(Dataset items)
####################
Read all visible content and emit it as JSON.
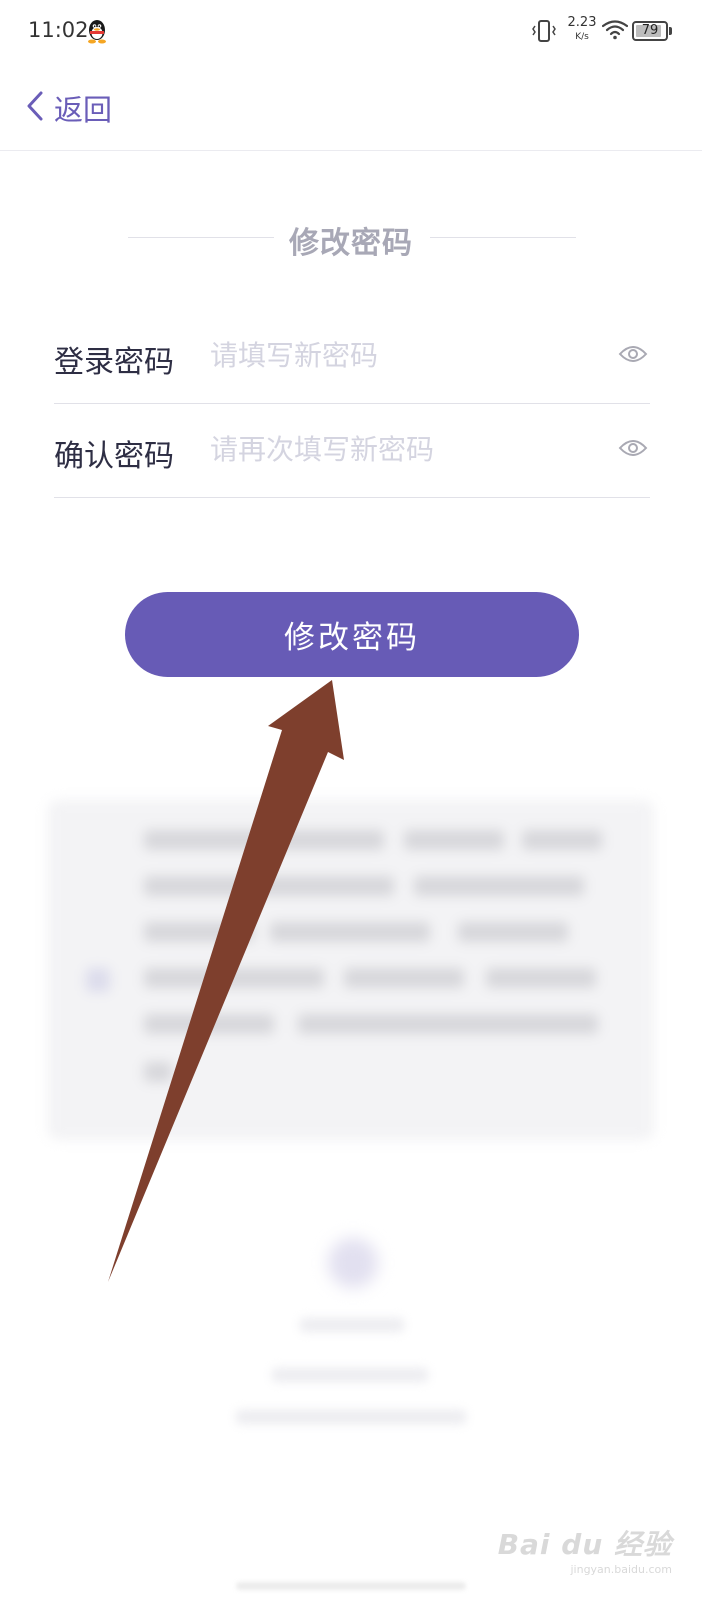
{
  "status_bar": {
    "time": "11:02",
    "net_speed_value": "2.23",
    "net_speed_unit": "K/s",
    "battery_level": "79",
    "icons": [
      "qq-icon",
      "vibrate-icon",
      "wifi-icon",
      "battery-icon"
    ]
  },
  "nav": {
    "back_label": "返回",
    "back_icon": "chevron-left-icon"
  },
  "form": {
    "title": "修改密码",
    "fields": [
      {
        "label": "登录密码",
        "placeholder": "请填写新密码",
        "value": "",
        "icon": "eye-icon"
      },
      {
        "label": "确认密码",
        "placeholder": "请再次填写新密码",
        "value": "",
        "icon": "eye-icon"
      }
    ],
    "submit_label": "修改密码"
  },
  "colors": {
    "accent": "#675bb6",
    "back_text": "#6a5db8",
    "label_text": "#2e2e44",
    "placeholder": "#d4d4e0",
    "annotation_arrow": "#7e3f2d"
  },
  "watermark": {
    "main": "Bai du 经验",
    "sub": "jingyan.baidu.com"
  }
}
####################
→ What the task requires
Output a faithful copy of the data, with each picture left out.

→ Answer to the problem
Read all visible content and emit it as JSON.
{
  "status_bar": {
    "time": "11:02",
    "net_speed_value": "2.23",
    "net_speed_unit": "K/s",
    "battery_level": "79",
    "icons": [
      "qq-icon",
      "vibrate-icon",
      "wifi-icon",
      "battery-icon"
    ]
  },
  "nav": {
    "back_label": "返回",
    "back_icon": "chevron-left-icon"
  },
  "form": {
    "title": "修改密码",
    "fields": [
      {
        "label": "登录密码",
        "placeholder": "请填写新密码",
        "value": "",
        "icon": "eye-icon"
      },
      {
        "label": "确认密码",
        "placeholder": "请再次填写新密码",
        "value": "",
        "icon": "eye-icon"
      }
    ],
    "submit_label": "修改密码"
  },
  "colors": {
    "accent": "#675bb6",
    "back_text": "#6a5db8",
    "label_text": "#2e2e44",
    "placeholder": "#d4d4e0",
    "annotation_arrow": "#7e3f2d"
  },
  "watermark": {
    "main": "Bai du 经验",
    "sub": "jingyan.baidu.com"
  }
}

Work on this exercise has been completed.